[Dataset excerpt]
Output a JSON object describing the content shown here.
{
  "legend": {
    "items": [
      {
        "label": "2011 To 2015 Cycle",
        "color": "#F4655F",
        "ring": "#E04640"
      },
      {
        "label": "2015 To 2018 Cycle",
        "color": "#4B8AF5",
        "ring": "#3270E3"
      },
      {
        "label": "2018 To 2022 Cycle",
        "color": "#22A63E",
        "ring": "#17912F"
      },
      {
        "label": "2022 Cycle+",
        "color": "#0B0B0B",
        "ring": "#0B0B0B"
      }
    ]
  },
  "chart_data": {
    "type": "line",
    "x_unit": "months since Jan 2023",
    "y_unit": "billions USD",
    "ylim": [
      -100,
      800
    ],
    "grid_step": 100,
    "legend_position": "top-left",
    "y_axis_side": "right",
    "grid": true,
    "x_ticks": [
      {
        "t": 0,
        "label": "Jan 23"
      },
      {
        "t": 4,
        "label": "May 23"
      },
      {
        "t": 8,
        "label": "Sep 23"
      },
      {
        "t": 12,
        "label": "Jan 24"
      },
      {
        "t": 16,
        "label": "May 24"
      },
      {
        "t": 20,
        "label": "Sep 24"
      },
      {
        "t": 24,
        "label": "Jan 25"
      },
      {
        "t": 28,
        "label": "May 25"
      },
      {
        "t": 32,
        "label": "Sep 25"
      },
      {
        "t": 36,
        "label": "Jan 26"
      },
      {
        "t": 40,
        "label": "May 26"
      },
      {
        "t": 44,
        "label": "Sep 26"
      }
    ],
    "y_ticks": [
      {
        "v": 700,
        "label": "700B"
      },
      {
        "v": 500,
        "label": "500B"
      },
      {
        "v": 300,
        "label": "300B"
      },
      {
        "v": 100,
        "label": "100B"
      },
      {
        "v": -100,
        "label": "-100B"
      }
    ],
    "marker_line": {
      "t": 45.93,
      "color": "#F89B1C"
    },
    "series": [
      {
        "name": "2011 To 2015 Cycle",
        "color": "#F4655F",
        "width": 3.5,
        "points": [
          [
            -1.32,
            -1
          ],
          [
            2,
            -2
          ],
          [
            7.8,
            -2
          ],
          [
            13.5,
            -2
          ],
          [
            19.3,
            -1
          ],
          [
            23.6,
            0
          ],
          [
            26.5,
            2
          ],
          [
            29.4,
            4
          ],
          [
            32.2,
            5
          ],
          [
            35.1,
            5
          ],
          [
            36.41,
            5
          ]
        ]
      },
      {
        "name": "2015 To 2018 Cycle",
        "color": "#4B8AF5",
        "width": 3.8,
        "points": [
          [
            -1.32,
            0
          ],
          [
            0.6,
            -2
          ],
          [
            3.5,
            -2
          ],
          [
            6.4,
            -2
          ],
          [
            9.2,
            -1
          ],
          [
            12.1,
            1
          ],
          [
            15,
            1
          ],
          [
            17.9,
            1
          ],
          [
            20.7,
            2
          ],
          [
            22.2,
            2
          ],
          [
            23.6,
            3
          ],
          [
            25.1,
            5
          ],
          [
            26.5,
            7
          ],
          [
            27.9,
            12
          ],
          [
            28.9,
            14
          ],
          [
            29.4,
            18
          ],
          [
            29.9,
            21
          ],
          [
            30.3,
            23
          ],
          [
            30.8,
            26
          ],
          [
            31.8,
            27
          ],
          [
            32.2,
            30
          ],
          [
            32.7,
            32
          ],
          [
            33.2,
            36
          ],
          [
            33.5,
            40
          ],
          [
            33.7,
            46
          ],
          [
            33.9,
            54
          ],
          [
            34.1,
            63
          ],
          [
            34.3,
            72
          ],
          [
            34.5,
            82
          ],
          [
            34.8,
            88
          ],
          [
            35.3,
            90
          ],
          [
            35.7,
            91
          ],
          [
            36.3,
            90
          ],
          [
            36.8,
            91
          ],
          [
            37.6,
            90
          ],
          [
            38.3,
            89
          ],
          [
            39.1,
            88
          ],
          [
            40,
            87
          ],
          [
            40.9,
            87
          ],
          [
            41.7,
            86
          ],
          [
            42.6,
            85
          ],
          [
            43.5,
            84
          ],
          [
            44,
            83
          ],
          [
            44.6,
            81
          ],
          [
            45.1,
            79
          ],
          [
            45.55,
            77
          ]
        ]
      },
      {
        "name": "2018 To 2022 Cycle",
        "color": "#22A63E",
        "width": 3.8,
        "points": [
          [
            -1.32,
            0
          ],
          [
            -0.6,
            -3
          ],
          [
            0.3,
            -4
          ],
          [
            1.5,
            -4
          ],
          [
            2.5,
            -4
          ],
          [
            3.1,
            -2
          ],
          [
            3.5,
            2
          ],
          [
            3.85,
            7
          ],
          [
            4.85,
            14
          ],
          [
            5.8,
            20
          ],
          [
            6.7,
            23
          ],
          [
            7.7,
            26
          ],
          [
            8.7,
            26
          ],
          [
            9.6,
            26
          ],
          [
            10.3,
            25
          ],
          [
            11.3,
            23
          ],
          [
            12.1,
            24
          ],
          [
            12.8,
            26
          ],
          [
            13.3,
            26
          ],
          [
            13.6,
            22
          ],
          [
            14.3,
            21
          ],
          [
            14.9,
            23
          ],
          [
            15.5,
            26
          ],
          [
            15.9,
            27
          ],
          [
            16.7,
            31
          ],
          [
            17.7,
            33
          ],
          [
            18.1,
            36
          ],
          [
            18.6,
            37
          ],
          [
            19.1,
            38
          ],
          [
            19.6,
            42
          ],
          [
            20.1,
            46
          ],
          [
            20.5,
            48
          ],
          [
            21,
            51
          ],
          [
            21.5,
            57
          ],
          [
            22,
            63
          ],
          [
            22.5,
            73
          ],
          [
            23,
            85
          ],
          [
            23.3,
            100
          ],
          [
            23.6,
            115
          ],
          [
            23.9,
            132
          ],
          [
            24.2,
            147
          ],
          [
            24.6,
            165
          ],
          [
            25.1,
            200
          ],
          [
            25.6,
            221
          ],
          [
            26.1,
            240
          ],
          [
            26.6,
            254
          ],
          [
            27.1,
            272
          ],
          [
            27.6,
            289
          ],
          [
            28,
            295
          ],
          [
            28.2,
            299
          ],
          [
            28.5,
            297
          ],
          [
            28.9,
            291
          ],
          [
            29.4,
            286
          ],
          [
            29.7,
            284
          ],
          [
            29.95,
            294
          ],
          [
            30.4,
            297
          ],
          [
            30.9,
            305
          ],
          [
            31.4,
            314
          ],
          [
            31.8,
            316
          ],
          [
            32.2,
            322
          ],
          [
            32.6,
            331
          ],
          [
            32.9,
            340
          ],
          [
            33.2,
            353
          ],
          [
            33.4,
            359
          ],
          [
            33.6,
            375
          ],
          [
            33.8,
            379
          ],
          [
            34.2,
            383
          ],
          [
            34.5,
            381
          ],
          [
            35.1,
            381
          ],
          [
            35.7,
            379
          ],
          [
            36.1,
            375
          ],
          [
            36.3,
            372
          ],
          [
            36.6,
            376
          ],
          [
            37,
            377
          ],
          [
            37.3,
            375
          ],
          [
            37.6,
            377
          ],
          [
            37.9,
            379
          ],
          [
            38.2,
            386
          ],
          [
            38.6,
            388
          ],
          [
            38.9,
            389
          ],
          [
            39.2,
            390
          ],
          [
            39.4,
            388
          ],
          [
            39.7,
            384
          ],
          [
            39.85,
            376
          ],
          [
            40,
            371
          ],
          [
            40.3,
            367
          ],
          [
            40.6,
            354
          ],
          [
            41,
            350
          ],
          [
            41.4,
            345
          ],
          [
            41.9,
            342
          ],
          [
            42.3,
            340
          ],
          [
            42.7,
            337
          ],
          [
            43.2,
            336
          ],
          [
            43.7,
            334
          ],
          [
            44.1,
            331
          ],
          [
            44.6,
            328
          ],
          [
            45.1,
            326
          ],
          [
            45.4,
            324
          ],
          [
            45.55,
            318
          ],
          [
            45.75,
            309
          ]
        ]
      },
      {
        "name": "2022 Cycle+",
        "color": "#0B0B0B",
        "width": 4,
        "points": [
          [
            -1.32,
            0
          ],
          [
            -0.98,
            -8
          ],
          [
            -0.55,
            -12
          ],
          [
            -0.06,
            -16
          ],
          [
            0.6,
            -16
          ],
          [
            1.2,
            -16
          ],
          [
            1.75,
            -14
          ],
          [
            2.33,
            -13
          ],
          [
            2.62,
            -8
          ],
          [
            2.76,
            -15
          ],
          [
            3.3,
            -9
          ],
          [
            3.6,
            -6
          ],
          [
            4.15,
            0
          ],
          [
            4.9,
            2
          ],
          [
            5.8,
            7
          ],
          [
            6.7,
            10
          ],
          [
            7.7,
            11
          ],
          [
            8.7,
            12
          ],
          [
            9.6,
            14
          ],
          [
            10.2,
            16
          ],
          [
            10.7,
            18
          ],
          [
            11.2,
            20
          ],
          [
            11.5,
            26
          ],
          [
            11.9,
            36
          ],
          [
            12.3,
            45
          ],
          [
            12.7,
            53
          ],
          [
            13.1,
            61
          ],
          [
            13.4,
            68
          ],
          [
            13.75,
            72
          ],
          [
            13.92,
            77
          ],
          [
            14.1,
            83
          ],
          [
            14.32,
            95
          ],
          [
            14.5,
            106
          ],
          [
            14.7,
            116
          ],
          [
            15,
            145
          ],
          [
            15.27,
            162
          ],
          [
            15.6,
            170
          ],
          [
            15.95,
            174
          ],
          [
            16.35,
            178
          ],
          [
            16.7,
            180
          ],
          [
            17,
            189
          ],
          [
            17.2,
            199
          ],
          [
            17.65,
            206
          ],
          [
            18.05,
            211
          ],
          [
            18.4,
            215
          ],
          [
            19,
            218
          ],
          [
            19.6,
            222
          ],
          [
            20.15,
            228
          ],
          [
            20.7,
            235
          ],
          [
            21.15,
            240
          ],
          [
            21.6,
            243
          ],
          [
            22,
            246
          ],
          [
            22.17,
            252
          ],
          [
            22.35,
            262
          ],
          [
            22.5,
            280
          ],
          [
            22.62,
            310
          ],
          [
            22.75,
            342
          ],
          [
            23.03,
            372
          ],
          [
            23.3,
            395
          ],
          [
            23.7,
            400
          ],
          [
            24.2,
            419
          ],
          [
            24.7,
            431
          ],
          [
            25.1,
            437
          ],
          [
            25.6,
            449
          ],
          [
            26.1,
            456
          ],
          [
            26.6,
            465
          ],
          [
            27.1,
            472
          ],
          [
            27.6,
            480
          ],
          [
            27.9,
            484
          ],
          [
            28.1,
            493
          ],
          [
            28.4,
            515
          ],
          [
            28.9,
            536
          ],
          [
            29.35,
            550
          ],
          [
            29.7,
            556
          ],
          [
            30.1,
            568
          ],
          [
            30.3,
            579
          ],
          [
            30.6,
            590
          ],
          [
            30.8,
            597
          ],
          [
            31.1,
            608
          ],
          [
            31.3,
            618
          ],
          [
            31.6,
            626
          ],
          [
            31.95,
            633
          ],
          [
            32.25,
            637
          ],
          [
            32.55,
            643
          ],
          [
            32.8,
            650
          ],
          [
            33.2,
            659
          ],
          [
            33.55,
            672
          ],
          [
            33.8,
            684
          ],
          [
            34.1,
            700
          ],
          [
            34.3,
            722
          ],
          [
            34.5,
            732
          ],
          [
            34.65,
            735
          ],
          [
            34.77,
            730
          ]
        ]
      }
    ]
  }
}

● **Problem description**
Whenever "ring" turns up in a line, pick that line out.

● **Output for this exercise**
        "ring": "#E04640"
        "ring": "#3270E3"
        "ring": "#17912F"
        "ring": "#0B0B0B"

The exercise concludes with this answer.